**What you need to do**
Give only the count of lines containing "JSON".

**Task material**
···
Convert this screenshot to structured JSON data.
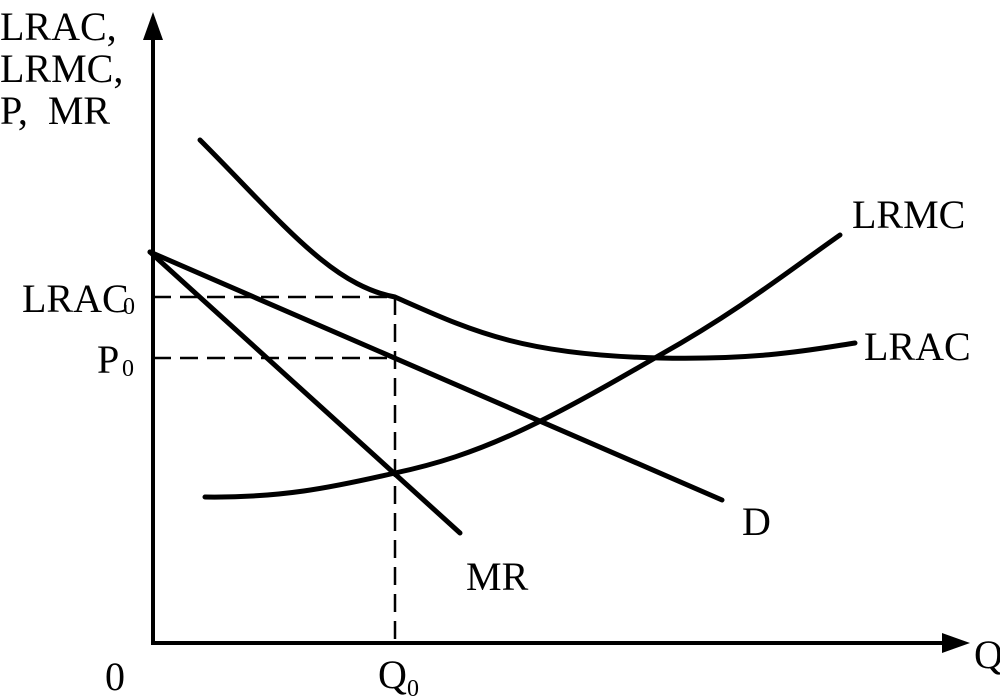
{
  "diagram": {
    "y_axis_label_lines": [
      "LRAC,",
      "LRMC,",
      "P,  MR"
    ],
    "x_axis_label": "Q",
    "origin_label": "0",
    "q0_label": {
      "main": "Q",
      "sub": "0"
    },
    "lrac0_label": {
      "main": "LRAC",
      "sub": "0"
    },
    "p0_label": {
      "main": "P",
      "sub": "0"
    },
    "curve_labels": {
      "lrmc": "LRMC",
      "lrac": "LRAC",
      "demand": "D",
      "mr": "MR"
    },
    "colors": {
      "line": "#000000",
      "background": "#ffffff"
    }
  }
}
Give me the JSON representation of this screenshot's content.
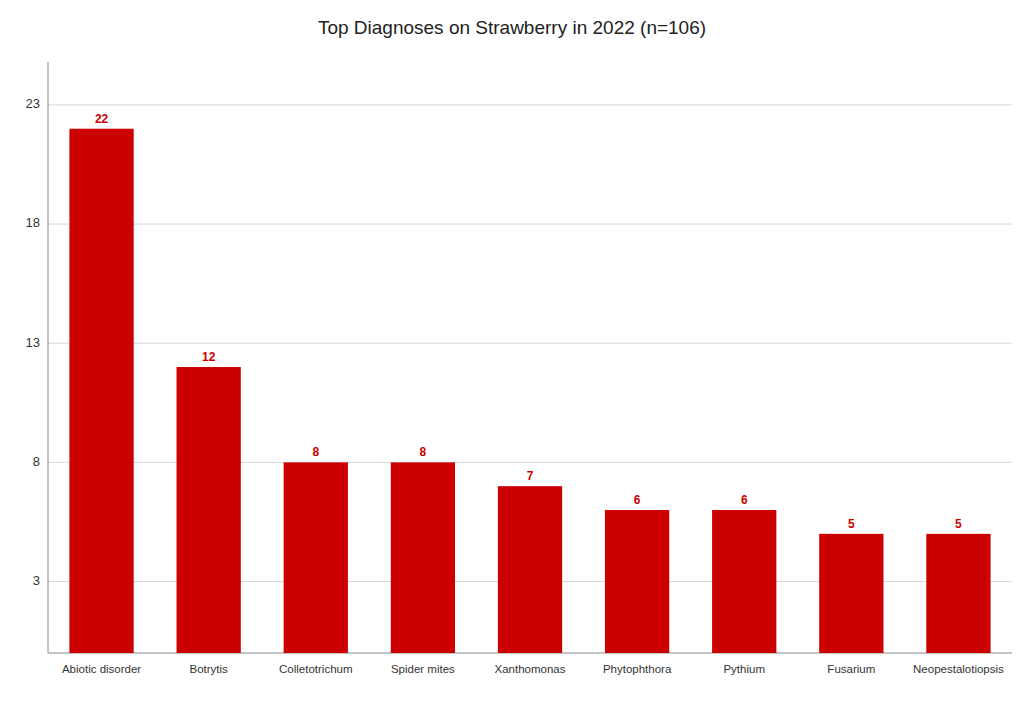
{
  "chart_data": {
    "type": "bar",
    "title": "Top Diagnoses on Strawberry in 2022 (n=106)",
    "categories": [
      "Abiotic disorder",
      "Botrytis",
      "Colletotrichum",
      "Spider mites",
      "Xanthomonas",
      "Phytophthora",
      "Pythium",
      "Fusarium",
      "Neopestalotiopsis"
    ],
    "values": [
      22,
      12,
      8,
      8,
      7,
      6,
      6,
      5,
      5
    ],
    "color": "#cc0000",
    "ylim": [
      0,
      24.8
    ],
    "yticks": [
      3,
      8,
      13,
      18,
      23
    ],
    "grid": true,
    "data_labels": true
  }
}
···
**Solution for this exercise**
2